_MATERIAL SUPPLIED_
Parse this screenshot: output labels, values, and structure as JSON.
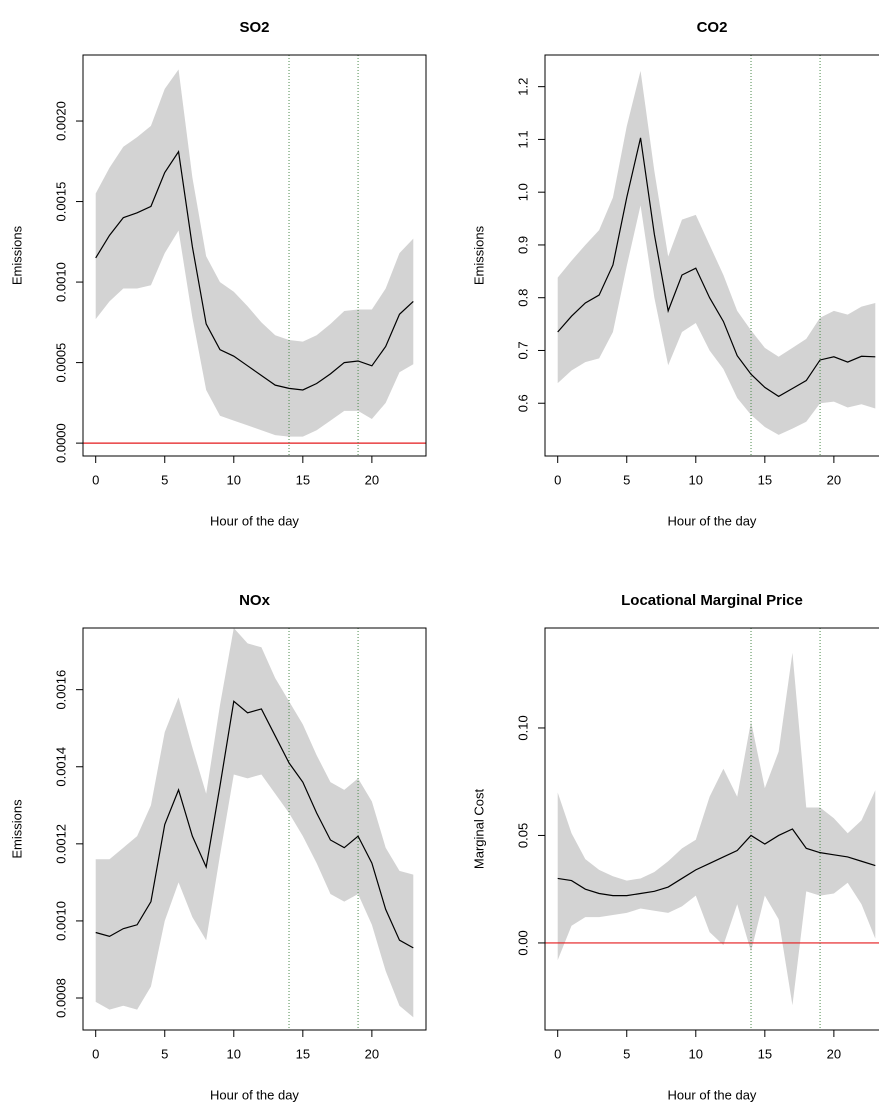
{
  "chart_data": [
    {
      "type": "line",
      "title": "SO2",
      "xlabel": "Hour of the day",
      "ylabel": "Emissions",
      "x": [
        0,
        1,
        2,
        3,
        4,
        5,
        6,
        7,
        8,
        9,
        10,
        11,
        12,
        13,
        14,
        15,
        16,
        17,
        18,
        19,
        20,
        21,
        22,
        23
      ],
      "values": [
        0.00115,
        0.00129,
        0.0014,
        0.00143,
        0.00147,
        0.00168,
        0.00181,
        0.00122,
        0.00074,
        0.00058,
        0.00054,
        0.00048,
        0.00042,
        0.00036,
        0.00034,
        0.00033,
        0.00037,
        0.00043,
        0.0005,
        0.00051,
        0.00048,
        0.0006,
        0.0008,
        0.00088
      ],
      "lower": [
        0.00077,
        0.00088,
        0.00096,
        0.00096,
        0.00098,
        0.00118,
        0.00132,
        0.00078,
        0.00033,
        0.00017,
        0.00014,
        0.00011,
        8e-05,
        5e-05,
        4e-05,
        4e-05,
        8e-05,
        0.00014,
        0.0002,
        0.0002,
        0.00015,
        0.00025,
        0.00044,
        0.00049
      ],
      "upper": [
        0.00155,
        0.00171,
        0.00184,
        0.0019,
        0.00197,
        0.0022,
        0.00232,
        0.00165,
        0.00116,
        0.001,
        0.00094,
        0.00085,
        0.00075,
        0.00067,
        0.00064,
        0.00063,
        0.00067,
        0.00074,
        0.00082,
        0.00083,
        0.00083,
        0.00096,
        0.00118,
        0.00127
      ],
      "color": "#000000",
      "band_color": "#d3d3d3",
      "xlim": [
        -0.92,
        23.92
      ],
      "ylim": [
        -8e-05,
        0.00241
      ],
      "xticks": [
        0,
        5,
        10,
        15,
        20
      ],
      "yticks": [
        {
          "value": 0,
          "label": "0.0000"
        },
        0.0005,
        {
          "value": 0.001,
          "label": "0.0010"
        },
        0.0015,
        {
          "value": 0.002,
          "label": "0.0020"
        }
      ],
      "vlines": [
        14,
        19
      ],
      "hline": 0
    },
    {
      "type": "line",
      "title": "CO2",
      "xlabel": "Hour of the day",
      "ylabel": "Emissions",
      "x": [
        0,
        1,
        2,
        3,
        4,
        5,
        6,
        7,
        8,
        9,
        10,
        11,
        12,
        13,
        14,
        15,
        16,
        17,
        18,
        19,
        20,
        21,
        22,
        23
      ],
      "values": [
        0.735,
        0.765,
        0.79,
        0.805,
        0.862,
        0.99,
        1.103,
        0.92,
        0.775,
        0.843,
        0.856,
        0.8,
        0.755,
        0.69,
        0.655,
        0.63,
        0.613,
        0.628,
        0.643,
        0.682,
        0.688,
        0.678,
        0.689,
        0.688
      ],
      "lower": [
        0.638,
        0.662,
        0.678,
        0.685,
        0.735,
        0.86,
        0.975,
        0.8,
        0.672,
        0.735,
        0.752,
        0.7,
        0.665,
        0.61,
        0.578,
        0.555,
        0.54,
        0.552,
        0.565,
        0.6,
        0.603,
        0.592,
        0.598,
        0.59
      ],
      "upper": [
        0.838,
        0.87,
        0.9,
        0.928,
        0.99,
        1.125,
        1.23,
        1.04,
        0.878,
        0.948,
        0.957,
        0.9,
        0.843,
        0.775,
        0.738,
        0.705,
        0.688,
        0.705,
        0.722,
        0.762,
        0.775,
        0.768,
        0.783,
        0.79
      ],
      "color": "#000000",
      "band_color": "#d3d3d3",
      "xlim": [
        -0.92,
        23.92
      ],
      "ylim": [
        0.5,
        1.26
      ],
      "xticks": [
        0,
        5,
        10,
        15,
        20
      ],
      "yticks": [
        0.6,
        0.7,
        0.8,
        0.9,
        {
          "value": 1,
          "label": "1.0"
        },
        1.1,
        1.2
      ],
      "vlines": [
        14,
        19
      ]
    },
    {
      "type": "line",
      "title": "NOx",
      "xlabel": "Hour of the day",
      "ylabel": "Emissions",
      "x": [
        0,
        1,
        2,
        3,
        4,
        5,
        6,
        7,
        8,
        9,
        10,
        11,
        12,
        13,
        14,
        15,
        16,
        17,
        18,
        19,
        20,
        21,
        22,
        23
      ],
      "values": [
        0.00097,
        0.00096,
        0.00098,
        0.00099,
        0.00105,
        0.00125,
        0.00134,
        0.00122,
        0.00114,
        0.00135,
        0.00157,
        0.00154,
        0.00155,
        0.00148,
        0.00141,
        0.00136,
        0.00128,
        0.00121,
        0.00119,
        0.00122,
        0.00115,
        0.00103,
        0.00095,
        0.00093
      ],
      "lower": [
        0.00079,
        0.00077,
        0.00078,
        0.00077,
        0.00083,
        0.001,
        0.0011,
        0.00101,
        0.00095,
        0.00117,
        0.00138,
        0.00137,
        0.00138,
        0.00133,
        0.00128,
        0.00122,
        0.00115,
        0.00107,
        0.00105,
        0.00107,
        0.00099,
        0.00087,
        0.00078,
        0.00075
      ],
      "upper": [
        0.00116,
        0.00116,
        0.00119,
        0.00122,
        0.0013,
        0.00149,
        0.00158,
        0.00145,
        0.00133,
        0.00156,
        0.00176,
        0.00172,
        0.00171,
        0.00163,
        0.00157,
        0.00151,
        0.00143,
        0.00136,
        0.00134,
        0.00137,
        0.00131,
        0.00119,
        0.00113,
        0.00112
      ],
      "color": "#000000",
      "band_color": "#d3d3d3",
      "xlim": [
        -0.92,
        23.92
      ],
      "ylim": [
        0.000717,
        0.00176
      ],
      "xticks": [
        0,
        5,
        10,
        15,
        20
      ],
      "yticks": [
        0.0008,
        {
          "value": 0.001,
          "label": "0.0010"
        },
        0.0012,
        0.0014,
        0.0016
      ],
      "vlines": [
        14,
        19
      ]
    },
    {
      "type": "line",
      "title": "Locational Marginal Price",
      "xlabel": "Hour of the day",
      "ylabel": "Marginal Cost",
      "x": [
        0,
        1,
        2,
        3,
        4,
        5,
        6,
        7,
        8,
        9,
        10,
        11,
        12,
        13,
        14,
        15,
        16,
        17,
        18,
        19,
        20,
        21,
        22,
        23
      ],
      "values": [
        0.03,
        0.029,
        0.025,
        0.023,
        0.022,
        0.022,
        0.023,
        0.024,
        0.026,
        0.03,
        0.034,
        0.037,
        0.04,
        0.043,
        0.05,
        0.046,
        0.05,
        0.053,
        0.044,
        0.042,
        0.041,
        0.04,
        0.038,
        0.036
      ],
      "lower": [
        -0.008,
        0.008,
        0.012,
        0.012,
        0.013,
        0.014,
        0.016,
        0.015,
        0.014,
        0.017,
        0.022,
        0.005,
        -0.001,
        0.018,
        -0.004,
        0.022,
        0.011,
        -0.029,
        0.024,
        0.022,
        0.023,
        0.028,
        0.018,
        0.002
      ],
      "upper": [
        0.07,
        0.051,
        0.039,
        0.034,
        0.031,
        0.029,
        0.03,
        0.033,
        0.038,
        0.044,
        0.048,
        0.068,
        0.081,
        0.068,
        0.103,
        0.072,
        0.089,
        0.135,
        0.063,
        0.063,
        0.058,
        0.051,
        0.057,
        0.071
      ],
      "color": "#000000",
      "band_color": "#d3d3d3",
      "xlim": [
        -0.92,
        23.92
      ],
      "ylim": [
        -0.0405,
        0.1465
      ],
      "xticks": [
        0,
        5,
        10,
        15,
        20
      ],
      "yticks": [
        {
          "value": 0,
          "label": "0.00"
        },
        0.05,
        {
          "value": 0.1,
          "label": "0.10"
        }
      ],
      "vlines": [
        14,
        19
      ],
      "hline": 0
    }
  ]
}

_REQUIREMENTS_
From the entries above, list each line with "title" in it.

_SOLUTION FOR THIS PROBLEM_
      "title": "SO2",
      "title": "CO2",
      "title": "NOx",
      "title": "Locational Marginal Price",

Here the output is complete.